====== EXTRACT TO READ ======
You're doing Gods work.

@TheMathSorcerer 6 жыл бұрын

Hehe thanks

@rikyikhwan9739 Жыл бұрын

Thanks man, super clear, highly appreciated. One question, what if the f is not injective?

@reinhardwilmer 5 жыл бұрын

Wait so does this work for every function or only injective functions?

@TheMathSorcerer 5 жыл бұрын

equality works for injective only:)

@wontpower 5 жыл бұрын

If f were not injective, then you can only show that f(A∩B) ⊆ f(A) ∩ f(B). For instance, consider the function R -> R f(x) = x^2, which is not injective, (i.e. you can find two different values of x that map to the same number, for example, -1 and 1). Also consider the sets A = { -1 } and B = { 1 }. The intersection of A and B is empty, meaning f(A∩B) is also empty. However, f(A) = { 1 } and f(B) = { 1 }. So, the intersection of f(A) and f(B) is { 1 }. So in this case, you have a strict subset. f(A∩B) = φ ⊂ { 1 } = f(A) ∩ f(B)
====== PROVIDED RECORDS ======
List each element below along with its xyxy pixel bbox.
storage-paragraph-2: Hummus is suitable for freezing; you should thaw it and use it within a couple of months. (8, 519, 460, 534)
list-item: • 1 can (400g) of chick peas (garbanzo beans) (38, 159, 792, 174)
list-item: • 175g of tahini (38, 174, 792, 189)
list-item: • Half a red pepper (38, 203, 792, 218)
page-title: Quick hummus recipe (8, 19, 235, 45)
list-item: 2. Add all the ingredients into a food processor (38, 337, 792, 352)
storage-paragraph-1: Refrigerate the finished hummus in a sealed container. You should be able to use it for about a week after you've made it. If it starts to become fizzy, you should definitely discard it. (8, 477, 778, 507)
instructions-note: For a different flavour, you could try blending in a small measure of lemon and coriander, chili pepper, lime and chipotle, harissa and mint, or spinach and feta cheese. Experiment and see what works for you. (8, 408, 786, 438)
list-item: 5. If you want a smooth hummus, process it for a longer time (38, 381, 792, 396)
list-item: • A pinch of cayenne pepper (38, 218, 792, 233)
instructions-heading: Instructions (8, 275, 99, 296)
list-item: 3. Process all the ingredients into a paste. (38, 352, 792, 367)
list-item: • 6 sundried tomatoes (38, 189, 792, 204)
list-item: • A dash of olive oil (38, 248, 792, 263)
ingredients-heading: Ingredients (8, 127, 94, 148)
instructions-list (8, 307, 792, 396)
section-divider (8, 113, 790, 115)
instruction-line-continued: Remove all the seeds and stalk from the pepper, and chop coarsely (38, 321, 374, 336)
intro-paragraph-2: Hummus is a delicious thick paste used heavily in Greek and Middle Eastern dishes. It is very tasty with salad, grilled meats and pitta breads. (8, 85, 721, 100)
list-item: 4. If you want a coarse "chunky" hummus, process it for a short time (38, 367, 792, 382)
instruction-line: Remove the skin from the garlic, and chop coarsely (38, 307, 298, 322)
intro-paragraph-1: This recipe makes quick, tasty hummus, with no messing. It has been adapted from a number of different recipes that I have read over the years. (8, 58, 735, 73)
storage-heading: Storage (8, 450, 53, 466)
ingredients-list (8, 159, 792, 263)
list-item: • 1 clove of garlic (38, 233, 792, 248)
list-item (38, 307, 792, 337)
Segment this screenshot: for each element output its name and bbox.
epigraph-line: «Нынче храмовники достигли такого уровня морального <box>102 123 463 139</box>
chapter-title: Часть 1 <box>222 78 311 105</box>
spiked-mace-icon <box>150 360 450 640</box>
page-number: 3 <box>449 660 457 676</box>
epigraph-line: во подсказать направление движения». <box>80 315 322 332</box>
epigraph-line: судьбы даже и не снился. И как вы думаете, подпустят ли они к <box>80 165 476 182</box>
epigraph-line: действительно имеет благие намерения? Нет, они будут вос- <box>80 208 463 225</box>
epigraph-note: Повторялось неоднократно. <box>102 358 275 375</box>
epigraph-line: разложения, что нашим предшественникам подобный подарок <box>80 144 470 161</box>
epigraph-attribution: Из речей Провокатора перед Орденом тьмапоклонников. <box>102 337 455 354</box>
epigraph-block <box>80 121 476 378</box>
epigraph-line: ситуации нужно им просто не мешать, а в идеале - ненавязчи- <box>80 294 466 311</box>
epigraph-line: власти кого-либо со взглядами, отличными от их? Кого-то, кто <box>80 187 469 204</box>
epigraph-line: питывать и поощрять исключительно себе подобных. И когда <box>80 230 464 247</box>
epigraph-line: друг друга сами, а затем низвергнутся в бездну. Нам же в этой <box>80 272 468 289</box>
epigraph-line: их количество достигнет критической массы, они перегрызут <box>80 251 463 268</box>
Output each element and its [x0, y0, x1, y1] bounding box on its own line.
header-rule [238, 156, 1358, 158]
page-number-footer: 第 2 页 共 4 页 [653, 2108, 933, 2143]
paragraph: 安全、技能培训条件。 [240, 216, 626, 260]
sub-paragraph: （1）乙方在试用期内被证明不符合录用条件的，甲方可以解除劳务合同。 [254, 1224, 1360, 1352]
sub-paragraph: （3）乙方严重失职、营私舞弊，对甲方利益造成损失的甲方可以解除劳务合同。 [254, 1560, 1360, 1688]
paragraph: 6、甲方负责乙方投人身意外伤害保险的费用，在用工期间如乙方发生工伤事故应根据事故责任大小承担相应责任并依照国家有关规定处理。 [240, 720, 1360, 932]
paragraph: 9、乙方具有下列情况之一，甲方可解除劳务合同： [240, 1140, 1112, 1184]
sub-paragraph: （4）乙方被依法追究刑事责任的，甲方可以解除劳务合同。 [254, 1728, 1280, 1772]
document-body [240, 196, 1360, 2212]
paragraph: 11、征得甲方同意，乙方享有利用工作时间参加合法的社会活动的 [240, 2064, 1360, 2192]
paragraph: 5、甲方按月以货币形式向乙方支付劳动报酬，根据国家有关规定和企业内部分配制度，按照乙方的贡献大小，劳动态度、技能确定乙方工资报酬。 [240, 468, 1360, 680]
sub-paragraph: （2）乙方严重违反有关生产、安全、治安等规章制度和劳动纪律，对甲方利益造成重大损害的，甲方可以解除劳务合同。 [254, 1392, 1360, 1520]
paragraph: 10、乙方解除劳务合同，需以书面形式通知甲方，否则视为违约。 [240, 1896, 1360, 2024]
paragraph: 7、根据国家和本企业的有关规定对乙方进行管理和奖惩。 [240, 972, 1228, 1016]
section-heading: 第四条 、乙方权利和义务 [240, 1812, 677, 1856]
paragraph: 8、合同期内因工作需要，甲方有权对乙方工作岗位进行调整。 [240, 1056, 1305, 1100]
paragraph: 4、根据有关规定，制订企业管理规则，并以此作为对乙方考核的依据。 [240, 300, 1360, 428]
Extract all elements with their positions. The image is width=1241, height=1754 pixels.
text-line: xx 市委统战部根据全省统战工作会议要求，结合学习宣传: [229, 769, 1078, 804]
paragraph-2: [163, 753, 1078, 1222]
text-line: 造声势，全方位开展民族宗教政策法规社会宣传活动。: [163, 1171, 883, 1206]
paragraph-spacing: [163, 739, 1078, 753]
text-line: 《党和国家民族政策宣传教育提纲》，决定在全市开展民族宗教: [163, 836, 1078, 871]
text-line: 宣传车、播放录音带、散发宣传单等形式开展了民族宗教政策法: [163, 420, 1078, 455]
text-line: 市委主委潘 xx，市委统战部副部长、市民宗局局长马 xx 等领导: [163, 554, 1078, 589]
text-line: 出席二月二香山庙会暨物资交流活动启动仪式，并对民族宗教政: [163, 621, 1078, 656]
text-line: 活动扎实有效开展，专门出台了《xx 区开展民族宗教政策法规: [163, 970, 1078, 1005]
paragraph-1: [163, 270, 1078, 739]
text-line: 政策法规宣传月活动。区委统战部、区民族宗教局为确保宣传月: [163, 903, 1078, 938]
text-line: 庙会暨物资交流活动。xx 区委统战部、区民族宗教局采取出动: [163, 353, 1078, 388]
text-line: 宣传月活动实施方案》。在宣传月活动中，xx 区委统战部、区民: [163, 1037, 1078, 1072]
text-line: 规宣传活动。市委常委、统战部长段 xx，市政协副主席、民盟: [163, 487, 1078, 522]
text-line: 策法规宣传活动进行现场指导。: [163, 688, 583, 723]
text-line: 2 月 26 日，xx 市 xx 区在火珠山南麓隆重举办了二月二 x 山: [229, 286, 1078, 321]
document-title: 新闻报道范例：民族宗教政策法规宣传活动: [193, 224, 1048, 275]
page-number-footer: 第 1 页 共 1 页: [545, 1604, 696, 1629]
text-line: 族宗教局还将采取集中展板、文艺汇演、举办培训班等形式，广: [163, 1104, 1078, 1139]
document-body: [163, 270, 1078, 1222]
======
| WRITTEN REQUEST |
Can you go on with the comment thread about images of set intersections, picking up after its last comment?

| RESPONSE |
@mattetor6726 Жыл бұрын

Thank you!

@冈本近平 3 жыл бұрын

thanks！

@Anteater23 5 жыл бұрын

What about the converse to this?

@fvs3189 5 жыл бұрын

Thank u

@tumelotlhaodi8577 4 жыл бұрын

bro you just help me with part a of my problem which says, Let f : A→B be a mapping. a) Prove that if f is injective then f(C∩D)=f(C)∩f(D) for all the subsets C,D of A. b) Prove that f is injective if and only if for each subset C of A f(C)∩f(A-C)=∅. can you help me how i can approach b)